**** EXTRACTED DATA ****

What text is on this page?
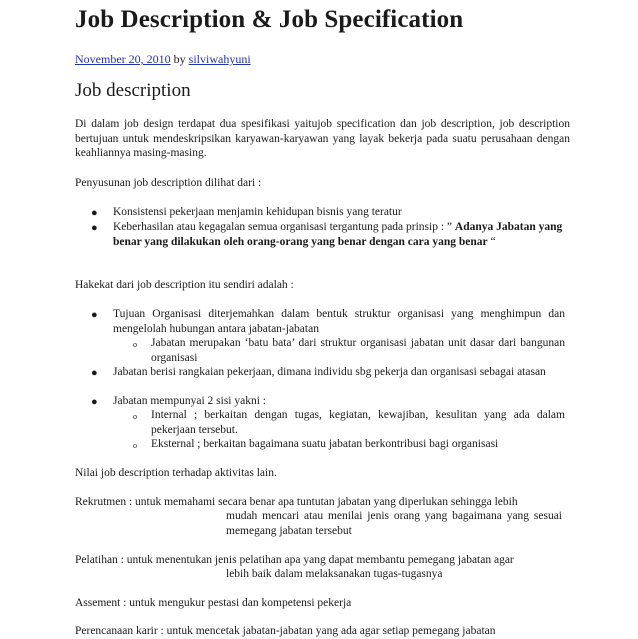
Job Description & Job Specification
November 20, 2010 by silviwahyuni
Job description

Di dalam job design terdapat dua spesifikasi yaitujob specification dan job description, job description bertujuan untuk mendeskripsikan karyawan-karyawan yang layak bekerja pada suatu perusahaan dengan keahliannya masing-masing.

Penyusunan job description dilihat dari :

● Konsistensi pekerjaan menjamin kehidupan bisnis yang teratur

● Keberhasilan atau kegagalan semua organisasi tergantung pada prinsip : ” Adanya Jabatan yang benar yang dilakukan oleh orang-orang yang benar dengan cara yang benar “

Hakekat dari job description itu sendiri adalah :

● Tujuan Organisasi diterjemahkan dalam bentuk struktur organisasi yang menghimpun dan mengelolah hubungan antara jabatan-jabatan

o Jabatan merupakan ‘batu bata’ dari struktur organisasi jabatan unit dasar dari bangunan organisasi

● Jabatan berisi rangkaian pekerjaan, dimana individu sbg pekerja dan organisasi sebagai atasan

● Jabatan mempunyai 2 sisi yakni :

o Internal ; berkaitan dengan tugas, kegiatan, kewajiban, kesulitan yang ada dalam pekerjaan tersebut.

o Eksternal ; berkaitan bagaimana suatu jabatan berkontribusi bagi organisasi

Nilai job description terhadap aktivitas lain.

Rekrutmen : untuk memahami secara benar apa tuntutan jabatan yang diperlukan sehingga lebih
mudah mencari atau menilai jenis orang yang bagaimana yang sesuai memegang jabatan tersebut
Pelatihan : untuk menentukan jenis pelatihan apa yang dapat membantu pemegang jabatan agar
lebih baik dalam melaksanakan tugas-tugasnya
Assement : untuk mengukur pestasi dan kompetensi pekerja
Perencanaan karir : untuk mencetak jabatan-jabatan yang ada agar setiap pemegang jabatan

****

Read the data above and count the lines that include "organisasi". Answer only with the count.

## OUTPUT FOR THIS TASK
5